**Exercise:**
Copy out all lines where "screenshot" appears.

**Dataset records:**
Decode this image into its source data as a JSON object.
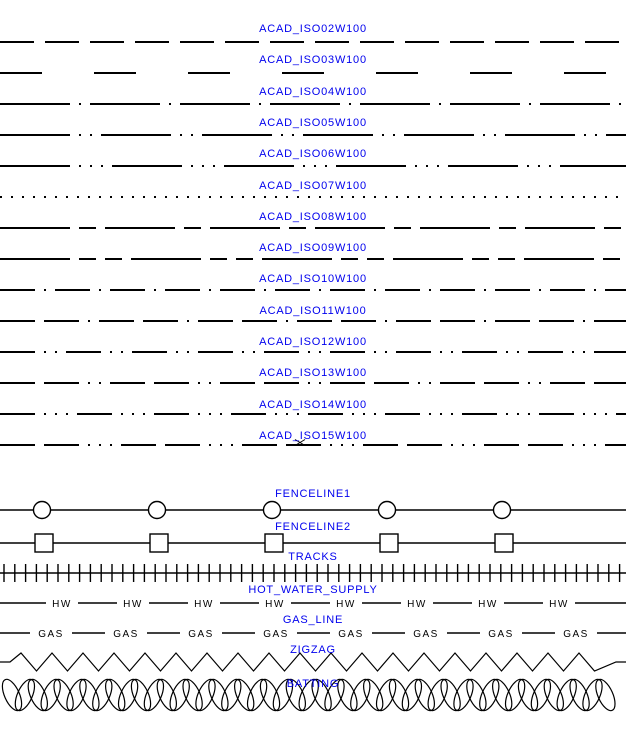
{
  "colors": {
    "label": "#0000EE",
    "line": "#000000",
    "background": "#FFFFFF"
  },
  "iso_linetypes": [
    {
      "label": "ACAD_ISO02W100",
      "dash": "34 11"
    },
    {
      "label": "ACAD_ISO03W100",
      "dash": "42 52"
    },
    {
      "label": "ACAD_ISO04W100",
      "dash": "70 9 2 9"
    },
    {
      "label": "ACAD_ISO05W100",
      "dash": "70 9 2 9 2 9"
    },
    {
      "label": "ACAD_ISO06W100",
      "dash": "70 9 2 9 2 9 2 9"
    },
    {
      "label": "ACAD_ISO07W100",
      "dash": "2 9"
    },
    {
      "label": "ACAD_ISO08W100",
      "dash": "70 9 17 9"
    },
    {
      "label": "ACAD_ISO09W100",
      "dash": "70 9 17 9 17 9"
    },
    {
      "label": "ACAD_ISO10W100",
      "dash": "35 9 2 9"
    },
    {
      "label": "ACAD_ISO11W100",
      "dash": "35 9 35 9 2 9"
    },
    {
      "label": "ACAD_ISO12W100",
      "dash": "35 9 2 9 2 9"
    },
    {
      "label": "ACAD_ISO13W100",
      "dash": "35 9 35 9 2 9 2 9"
    },
    {
      "label": "ACAD_ISO14W100",
      "dash": "35 9 2 9 2 9 2 9"
    },
    {
      "label": "ACAD_ISO15W100",
      "dash": "35 9 35 9 2 9 2 9 2 9"
    }
  ],
  "special_linetypes": [
    {
      "label": "FENCELINE1",
      "style": "line-with-circles"
    },
    {
      "label": "FENCELINE2",
      "style": "line-with-squares"
    },
    {
      "label": "TRACKS",
      "style": "line-with-ticks"
    },
    {
      "label": "HOT_WATER_SUPPLY",
      "style": "dash-with-text",
      "inline_text": "HW"
    },
    {
      "label": "GAS_LINE",
      "style": "dash-with-text",
      "inline_text": "GAS"
    },
    {
      "label": "ZIGZAG",
      "style": "zigzag"
    },
    {
      "label": "BATTING",
      "style": "batting-loops"
    }
  ]
}
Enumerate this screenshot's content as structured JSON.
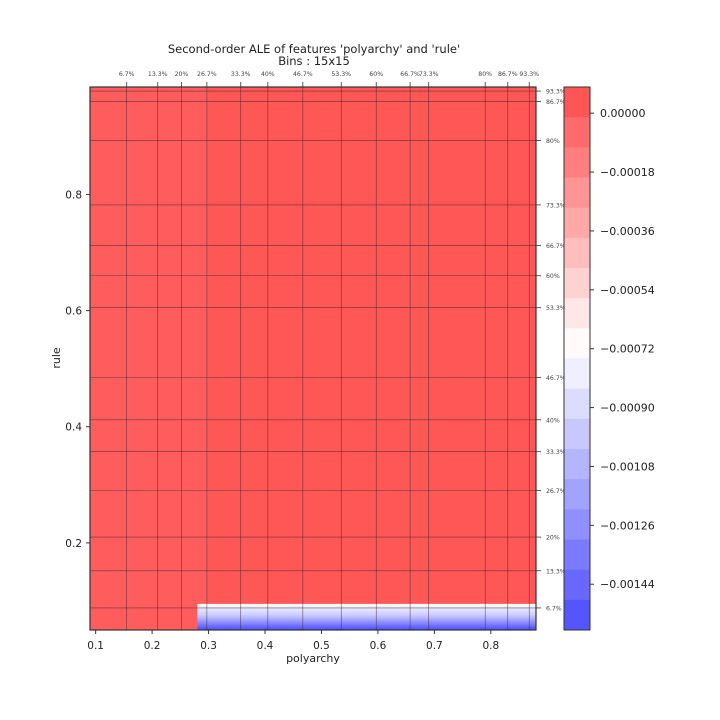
{
  "chart_data": {
    "type": "heatmap",
    "title": "Second-order ALE of features 'polyarchy' and 'rule'",
    "subtitle": "Bins : 15x15",
    "xlabel": "polyarchy",
    "ylabel": "rule",
    "xlim": [
      0.09,
      0.88
    ],
    "ylim": [
      0.05,
      0.985
    ],
    "x_ticks": [
      0.1,
      0.2,
      0.3,
      0.4,
      0.5,
      0.6,
      0.7,
      0.8
    ],
    "x_tick_labels": [
      "0.1",
      "0.2",
      "0.3",
      "0.4",
      "0.5",
      "0.6",
      "0.7",
      "0.8"
    ],
    "y_ticks": [
      0.2,
      0.4,
      0.6,
      0.8
    ],
    "y_tick_labels": [
      "0.2",
      "0.4",
      "0.6",
      "0.8"
    ],
    "x_quantiles": [
      {
        "label": "6.7%",
        "value": 0.155
      },
      {
        "label": "13.3%",
        "value": 0.21
      },
      {
        "label": "20%",
        "value": 0.252
      },
      {
        "label": "26.7%",
        "value": 0.297
      },
      {
        "label": "33.3%",
        "value": 0.357
      },
      {
        "label": "40%",
        "value": 0.405
      },
      {
        "label": "46.7%",
        "value": 0.467
      },
      {
        "label": "53.3%",
        "value": 0.535
      },
      {
        "label": "60%",
        "value": 0.597
      },
      {
        "label": "66.7%",
        "value": 0.657
      },
      {
        "label": "73.3%",
        "value": 0.69
      },
      {
        "label": "80%",
        "value": 0.79
      },
      {
        "label": "86.7%",
        "value": 0.83
      },
      {
        "label": "93.3%",
        "value": 0.868
      }
    ],
    "y_quantiles": [
      {
        "label": "6.7%",
        "value": 0.088
      },
      {
        "label": "13.3%",
        "value": 0.152
      },
      {
        "label": "20%",
        "value": 0.21
      },
      {
        "label": "26.7%",
        "value": 0.29
      },
      {
        "label": "33.3%",
        "value": 0.357
      },
      {
        "label": "40%",
        "value": 0.412
      },
      {
        "label": "46.7%",
        "value": 0.485
      },
      {
        "label": "53.3%",
        "value": 0.605
      },
      {
        "label": "60%",
        "value": 0.66
      },
      {
        "label": "66.7%",
        "value": 0.712
      },
      {
        "label": "73.3%",
        "value": 0.782
      },
      {
        "label": "80%",
        "value": 0.893
      },
      {
        "label": "86.7%",
        "value": 0.96
      },
      {
        "label": "93.3%",
        "value": 0.978
      }
    ],
    "colorbar": {
      "min": -0.00158,
      "max": 8e-05,
      "ticks": [
        0.0,
        -0.00018,
        -0.00036,
        -0.00054,
        -0.00072,
        -0.0009,
        -0.00108,
        -0.00126,
        -0.00144
      ],
      "tick_labels": [
        "0.00000",
        "−0.00018",
        "−0.00036",
        "−0.00054",
        "−0.00072",
        "−0.00090",
        "−0.00108",
        "−0.00126",
        "−0.00144"
      ],
      "levels": 18,
      "cmap": "bwr",
      "color_low": "#4b4bff",
      "color_mid": "#ffffff",
      "color_high": "#ff4b4b"
    },
    "regions": [
      {
        "description": "lighter band",
        "x": [
          0.09,
          0.297
        ],
        "y": [
          0.05,
          0.985
        ],
        "value": 1e-06
      },
      {
        "description": "blue dip",
        "x": [
          0.28,
          0.88
        ],
        "y": [
          0.05,
          0.095
        ],
        "value_min": -0.00155
      },
      {
        "description": "main region",
        "x": [
          0.297,
          0.88
        ],
        "y": [
          0.095,
          0.985
        ],
        "value": 3e-05
      }
    ]
  }
}
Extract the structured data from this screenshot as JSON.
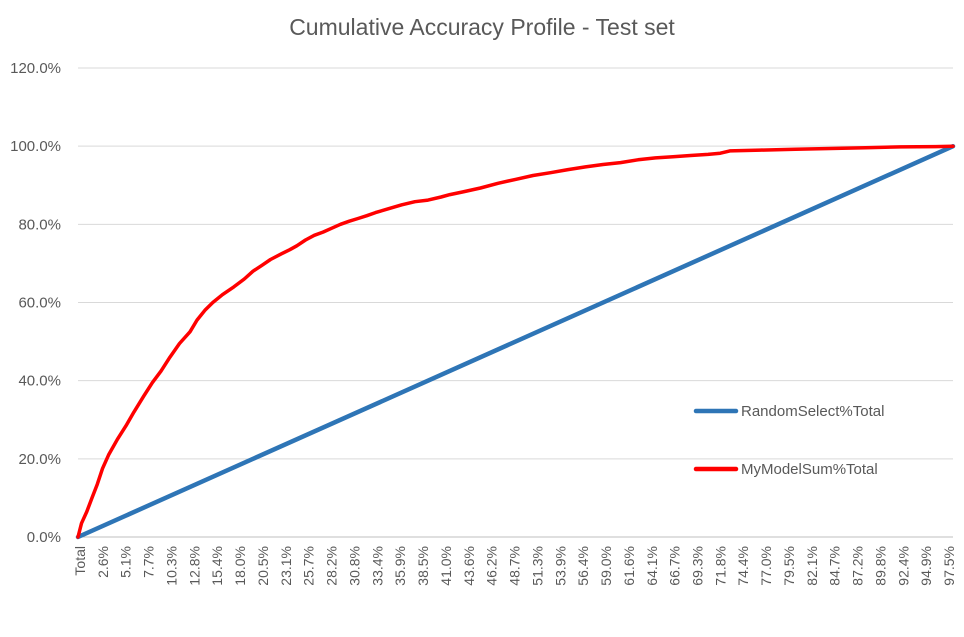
{
  "chart_data": {
    "type": "line",
    "title": "Cumulative Accuracy Profile - Test set",
    "xlabel": "",
    "ylabel": "",
    "ylim": [
      0,
      120
    ],
    "y_ticks": [
      "0.0%",
      "20.0%",
      "40.0%",
      "60.0%",
      "80.0%",
      "100.0%",
      "120.0%"
    ],
    "x_tick_labels": [
      "Total",
      "2.6%",
      "5.1%",
      "7.7%",
      "10.3%",
      "12.8%",
      "15.4%",
      "18.0%",
      "20.5%",
      "23.1%",
      "25.7%",
      "28.2%",
      "30.8%",
      "33.4%",
      "35.9%",
      "38.5%",
      "41.0%",
      "43.6%",
      "46.2%",
      "48.7%",
      "51.3%",
      "53.9%",
      "56.4%",
      "59.0%",
      "61.6%",
      "64.1%",
      "66.7%",
      "69.3%",
      "71.8%",
      "74.4%",
      "77.0%",
      "79.5%",
      "82.1%",
      "84.7%",
      "87.2%",
      "89.8%",
      "92.4%",
      "94.9%",
      "97.5%"
    ],
    "grid": "horizontal",
    "legend_position": "right",
    "series": [
      {
        "name": "RandomSelect%Total",
        "color": "#2E75B6",
        "x": [
          0,
          100
        ],
        "y": [
          0,
          100
        ]
      },
      {
        "name": "MyModelSum%Total",
        "color": "#FF0000",
        "x": [
          0,
          0.4,
          1,
          1.6,
          2.2,
          2.8,
          3.5,
          4.5,
          5.5,
          6.4,
          7.5,
          8.5,
          9.5,
          10.5,
          11.6,
          12.8,
          13.6,
          14.5,
          15.4,
          16.5,
          17.8,
          19,
          20,
          21,
          22,
          23.3,
          24.2,
          25,
          26,
          27,
          28,
          29,
          30,
          31,
          32,
          33,
          34,
          35.5,
          37,
          38.5,
          40,
          41.5,
          42.5,
          44,
          46,
          48,
          50,
          52,
          54,
          56,
          58,
          60,
          62,
          64,
          66,
          68,
          70,
          72,
          73.4,
          74.5,
          78,
          82,
          86,
          90,
          94,
          98,
          100
        ],
        "y": [
          0,
          3.5,
          6.5,
          10,
          13.5,
          17.5,
          21,
          25,
          28.5,
          32,
          36,
          39.5,
          42.5,
          46,
          49.5,
          52.5,
          55.5,
          58,
          60,
          62,
          64,
          66,
          68,
          69.5,
          71,
          72.5,
          73.5,
          74.5,
          76,
          77.2,
          78,
          79,
          80,
          80.8,
          81.5,
          82.2,
          83,
          84,
          85,
          85.8,
          86.2,
          87,
          87.6,
          88.3,
          89.3,
          90.5,
          91.5,
          92.5,
          93.2,
          94,
          94.7,
          95.3,
          95.8,
          96.5,
          97,
          97.3,
          97.6,
          97.9,
          98.2,
          98.8,
          99,
          99.2,
          99.4,
          99.6,
          99.8,
          99.9,
          100
        ]
      }
    ]
  }
}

**Exercise solution:**
Enumerate this screenshot's content as structured JSON.
Extract the structured data from this screenshot as JSON.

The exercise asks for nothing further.